Data section
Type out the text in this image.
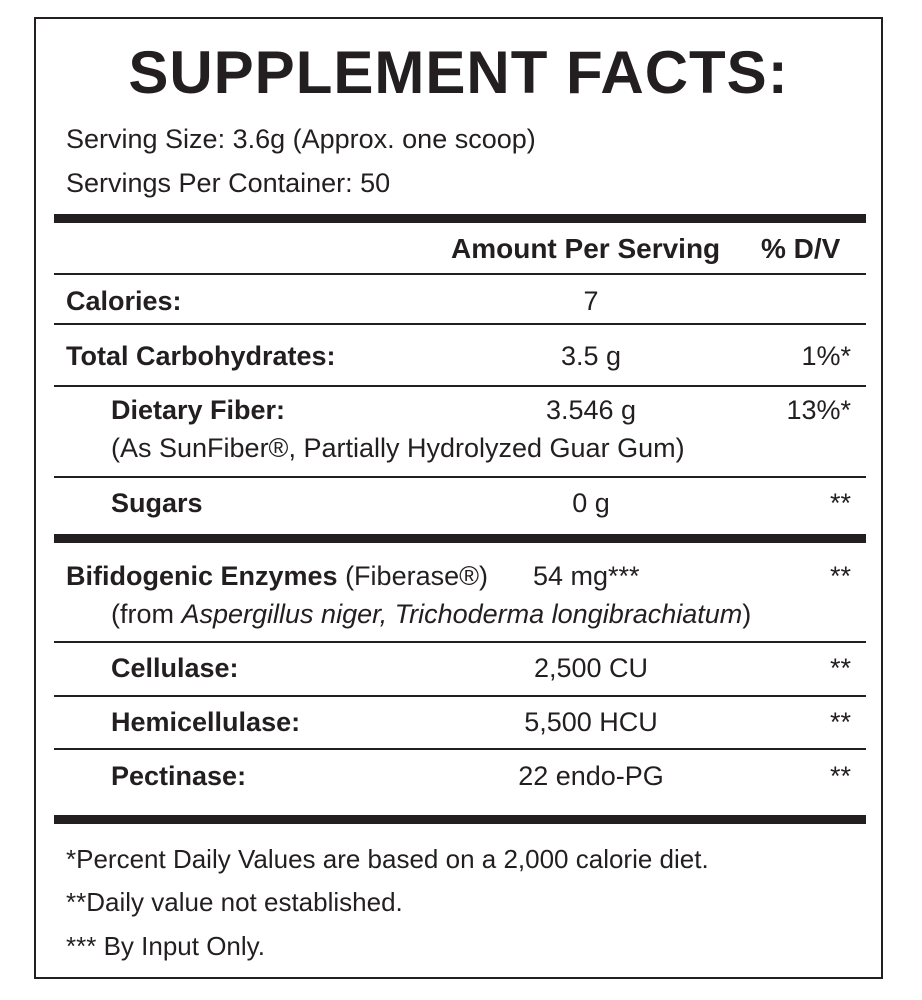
SUPPLEMENT FACTS:
Serving Size: 3.6g (Approx. one scoop)
Servings Per Container: 50
Amount Per Serving % D/V
Calories:	7
Total Carbohydrates:	3.5 g	1%*
Dietary Fiber:	3.546 g	13%*
(As SunFiber®, Partially Hydrolyzed Guar Gum)
Sugars	0 g	**
Bifidogenic Enzymes (Fiberase®) 54 mg***	**
(from Aspergillus niger, Trichoderma longibrachiatum)
Cellulase:	2,500 CU	**
Hemicellulase:	5,500 HCU	**
Pectinase:	22 endo-PG	**
*Percent Daily Values are based on a 2,000 calorie diet.
**Daily value not established.
*** By Input Only.
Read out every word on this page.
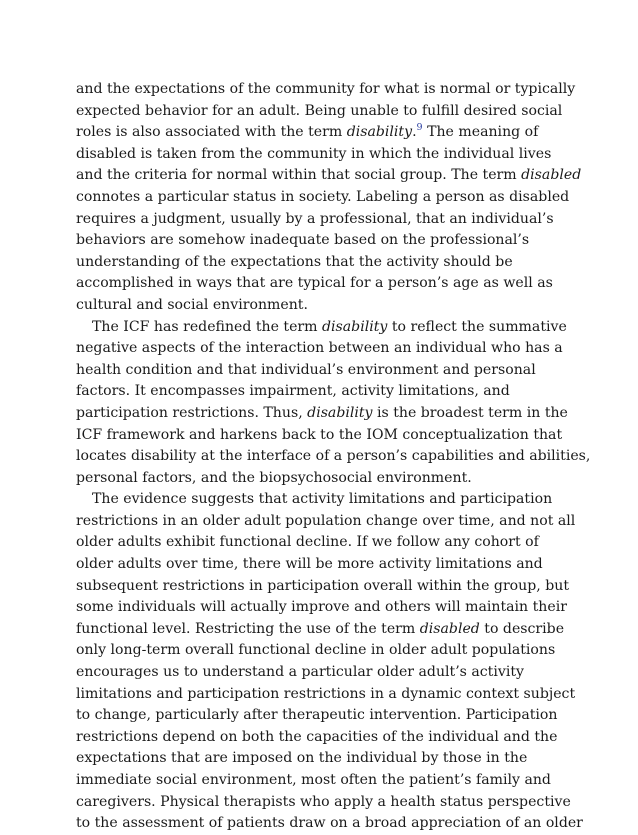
and the expectations of the community for what is normal or typically
expected behavior for an adult. Being unable to fulfill desired social
roles is also associated with the term disability.$^9$ The meaning of
disabled is taken from the community in which the individual lives
and the criteria for normal within that social group. The term disabled
connotes a particular status in society. Labeling a person as disabled
requires a judgment, usually by a professional, that an individual’s
behaviors are somehow inadequate based on the professional’s
understanding of the expectations that the activity should be
accomplished in ways that are typical for a person’s age as well as
cultural and social environment.
The ICF has redefined the term disability to reflect the summative
negative aspects of the interaction between an individual who has a
health condition and that individual’s environment and personal
factors. It encompasses impairment, activity limitations, and
participation restrictions. Thus, disability is the broadest term in the
ICF framework and harkens back to the IOM conceptualization that
locates disability at the interface of a person’s capabilities and abilities,
personal factors, and the biopsychosocial environment.
The evidence suggests that activity limitations and participation
restrictions in an older adult population change over time, and not all
older adults exhibit functional decline. If we follow any cohort of
older adults over time, there will be more activity limitations and
subsequent restrictions in participation overall within the group, but
some individuals will actually improve and others will maintain their
functional level. Restricting the use of the term disabled to describe
only long-term overall functional decline in older adult populations
encourages us to understand a particular older adult’s activity
limitations and participation restrictions in a dynamic context subject
to change, particularly after therapeutic intervention. Participation
restrictions depend on both the capacities of the individual and the
expectations that are imposed on the individual by those in the
immediate social environment, most often the patient’s family and
caregivers. Physical therapists who apply a health status perspective
to the assessment of patients draw on a broad appreciation of an older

Prompt
Only the entries themselves should be output, word for word, with all pictures omitted.

Problem solution
Type out the text in this image.
SUPPLEMENT FACTS:
Serving Size: 3.6g (Approx. one scoop)
Servings Per Container: 50
Amount Per Serving % D/V
Calories:	7
Total Carbohydrates:	3.5 g	1%*
Dietary Fiber:	3.546 g	13%*
(As SunFiber®, Partially Hydrolyzed Guar Gum)
Sugars	0 g	**
Bifidogenic Enzymes (Fiberase®) 54 mg***	**
(from Aspergillus niger, Trichoderma longibrachiatum)
Cellulase:	2,500 CU	**
Hemicellulase:	5,500 HCU	**
Pectinase:	22 endo-PG	**
*Percent Daily Values are based on a 2,000 calorie diet.
**Daily value not established.
*** By Input Only.
Read out every word on this page.
and the expectations of the community for what is normal or typically
expected behavior for an adult. Being unable to fulfill desired social
roles is also associated with the term disability.$^9$ The meaning of
disabled is taken from the community in which the individual lives
and the criteria for normal within that social group. The term disabled
connotes a particular status in society. Labeling a person as disabled
requires a judgment, usually by a professional, that an individual’s
behaviors are somehow inadequate based on the professional’s
understanding of the expectations that the activity should be
accomplished in ways that are typical for a person’s age as well as
cultural and social environment.
The ICF has redefined the term disability to reflect the summative
negative aspects of the interaction between an individual who has a
health condition and that individual’s environment and personal
factors. It encompasses impairment, activity limitations, and
participation restrictions. Thus, disability is the broadest term in the
ICF framework and harkens back to the IOM conceptualization that
locates disability at the interface of a person’s capabilities and abilities,
personal factors, and the biopsychosocial environment.
The evidence suggests that activity limitations and participation
restrictions in an older adult population change over time, and not all
older adults exhibit functional decline. If we follow any cohort of
older adults over time, there will be more activity limitations and
subsequent restrictions in participation overall within the group, but
some individuals will actually improve and others will maintain their
functional level. Restricting the use of the term disabled to describe
only long-term overall functional decline in older adult populations
encourages us to understand a particular older adult’s activity
limitations and participation restrictions in a dynamic context subject
to change, particularly after therapeutic intervention. Participation
restrictions depend on both the capacities of the individual and the
expectations that are imposed on the individual by those in the
immediate social environment, most often the patient’s family and
caregivers. Physical therapists who apply a health status perspective
to the assessment of patients draw on a broad appreciation of an older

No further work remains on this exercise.